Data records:
::::

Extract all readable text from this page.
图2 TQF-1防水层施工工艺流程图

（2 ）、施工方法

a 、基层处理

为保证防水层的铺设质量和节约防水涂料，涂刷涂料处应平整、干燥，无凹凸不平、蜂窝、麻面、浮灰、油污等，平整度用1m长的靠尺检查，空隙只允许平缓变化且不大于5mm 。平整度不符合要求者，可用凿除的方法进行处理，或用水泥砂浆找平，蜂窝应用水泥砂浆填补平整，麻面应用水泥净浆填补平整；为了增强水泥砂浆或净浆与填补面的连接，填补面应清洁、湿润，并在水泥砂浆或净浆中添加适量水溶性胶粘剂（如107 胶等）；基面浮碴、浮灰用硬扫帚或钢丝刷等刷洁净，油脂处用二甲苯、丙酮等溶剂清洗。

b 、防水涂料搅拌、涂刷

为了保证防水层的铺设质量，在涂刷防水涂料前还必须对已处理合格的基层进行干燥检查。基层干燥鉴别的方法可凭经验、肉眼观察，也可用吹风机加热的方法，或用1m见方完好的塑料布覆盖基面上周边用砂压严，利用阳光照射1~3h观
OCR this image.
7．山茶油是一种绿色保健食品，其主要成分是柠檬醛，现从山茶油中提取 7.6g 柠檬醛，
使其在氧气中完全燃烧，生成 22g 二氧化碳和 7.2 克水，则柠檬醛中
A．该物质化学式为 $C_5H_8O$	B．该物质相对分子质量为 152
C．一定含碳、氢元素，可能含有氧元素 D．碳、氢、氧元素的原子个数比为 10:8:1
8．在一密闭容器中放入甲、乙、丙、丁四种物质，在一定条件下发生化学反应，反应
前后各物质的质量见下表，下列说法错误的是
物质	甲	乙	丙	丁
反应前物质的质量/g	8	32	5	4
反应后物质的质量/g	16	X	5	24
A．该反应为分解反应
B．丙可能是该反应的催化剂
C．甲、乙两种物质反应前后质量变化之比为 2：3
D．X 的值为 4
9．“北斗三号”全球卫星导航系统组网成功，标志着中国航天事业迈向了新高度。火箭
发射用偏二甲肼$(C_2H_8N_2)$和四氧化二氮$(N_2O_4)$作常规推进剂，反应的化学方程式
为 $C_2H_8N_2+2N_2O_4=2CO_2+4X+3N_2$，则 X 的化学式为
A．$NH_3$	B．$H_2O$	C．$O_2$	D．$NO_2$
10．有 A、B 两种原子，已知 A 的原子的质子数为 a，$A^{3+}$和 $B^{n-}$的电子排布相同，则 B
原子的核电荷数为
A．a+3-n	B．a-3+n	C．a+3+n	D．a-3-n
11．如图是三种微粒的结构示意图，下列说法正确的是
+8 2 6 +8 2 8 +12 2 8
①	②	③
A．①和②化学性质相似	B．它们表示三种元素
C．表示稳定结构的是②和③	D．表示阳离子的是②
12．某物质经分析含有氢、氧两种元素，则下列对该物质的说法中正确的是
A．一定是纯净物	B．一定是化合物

::::

TASK BRIEF
Word for word, write out the data.

SOLUTION BELOW
Extract all readable text from this page.
图2 TQF-1防水层施工工艺流程图

（2 ）、施工方法

a 、基层处理

为保证防水层的铺设质量和节约防水涂料，涂刷涂料处应平整、干燥，无凹凸不平、蜂窝、麻面、浮灰、油污等，平整度用1m长的靠尺检查，空隙只允许平缓变化且不大于5mm 。平整度不符合要求者，可用凿除的方法进行处理，或用水泥砂浆找平，蜂窝应用水泥砂浆填补平整，麻面应用水泥净浆填补平整；为了增强水泥砂浆或净浆与填补面的连接，填补面应清洁、湿润，并在水泥砂浆或净浆中添加适量水溶性胶粘剂（如107 胶等）；基面浮碴、浮灰用硬扫帚或钢丝刷等刷洁净，油脂处用二甲苯、丙酮等溶剂清洗。

b 、防水涂料搅拌、涂刷

为了保证防水层的铺设质量，在涂刷防水涂料前还必须对已处理合格的基层进行干燥检查。基层干燥鉴别的方法可凭经验、肉眼观察，也可用吹风机加热的方法，或用1m见方完好的塑料布覆盖基面上周边用砂压严，利用阳光照射1~3h观
OCR this image.
7．山茶油是一种绿色保健食品，其主要成分是柠檬醛，现从山茶油中提取 7.6g 柠檬醛，
使其在氧气中完全燃烧，生成 22g 二氧化碳和 7.2 克水，则柠檬醛中
A．该物质化学式为 $C_5H_8O$	B．该物质相对分子质量为 152
C．一定含碳、氢元素，可能含有氧元素 D．碳、氢、氧元素的原子个数比为 10:8:1
8．在一密闭容器中放入甲、乙、丙、丁四种物质，在一定条件下发生化学反应，反应
前后各物质的质量见下表，下列说法错误的是
物质	甲	乙	丙	丁
反应前物质的质量/g	8	32	5	4
反应后物质的质量/g	16	X	5	24
A．该反应为分解反应
B．丙可能是该反应的催化剂
C．甲、乙两种物质反应前后质量变化之比为 2：3
D．X 的值为 4
9．“北斗三号”全球卫星导航系统组网成功，标志着中国航天事业迈向了新高度。火箭
发射用偏二甲肼$(C_2H_8N_2)$和四氧化二氮$(N_2O_4)$作常规推进剂，反应的化学方程式
为 $C_2H_8N_2+2N_2O_4=2CO_2+4X+3N_2$，则 X 的化学式为
A．$NH_3$	B．$H_2O$	C．$O_2$	D．$NO_2$
10．有 A、B 两种原子，已知 A 的原子的质子数为 a，$A^{3+}$和 $B^{n-}$的电子排布相同，则 B
原子的核电荷数为
A．a+3-n	B．a-3+n	C．a+3+n	D．a-3-n
11．如图是三种微粒的结构示意图，下列说法正确的是
+8 2 6 +8 2 8 +12 2 8
①	②	③
A．①和②化学性质相似	B．它们表示三种元素
C．表示稳定结构的是②和③	D．表示阳离子的是②
12．某物质经分析含有氢、氧两种元素，则下列对该物质的说法中正确的是
A．一定是纯净物	B．一定是化合物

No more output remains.